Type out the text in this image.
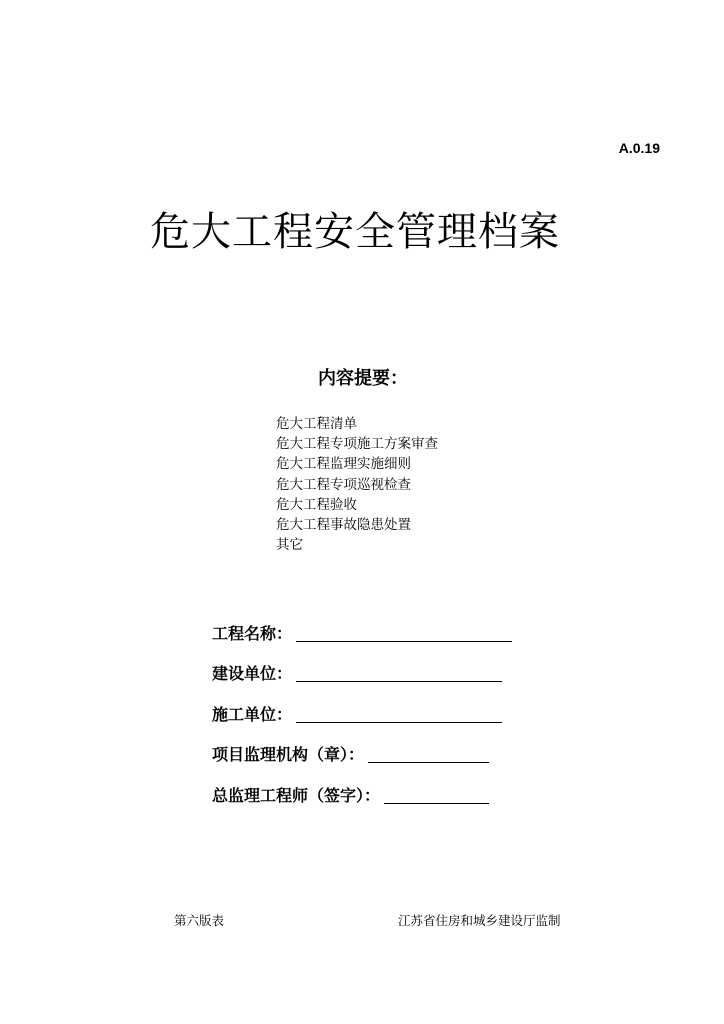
A.0.19
危大工程安全管理档案
内容提要：
危大工程清单
危大工程专项施工方案审查
危大工程监理实施细则
危大工程专项巡视检查
危大工程验收
危大工程事故隐患处置
其它
工程名称：
建设单位：
施工单位：
项目监理机构（章）：
总监理工程师（签字）：
第六版表	江苏省住房和城乡建设厅监制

::::

> GOAL
Repeat the material above word for word, please, apart from its images.

> EXERCISE RESPONSE
Type out the text in this image.
A.0.19
危大工程安全管理档案
内容提要：
危大工程清单
危大工程专项施工方案审查
危大工程监理实施细则
危大工程专项巡视检查
危大工程验收
危大工程事故隐患处置
其它
工程名称：
建设单位：
施工单位：
项目监理机构（章）：
总监理工程师（签字）：
第六版表	江苏省住房和城乡建设厅监制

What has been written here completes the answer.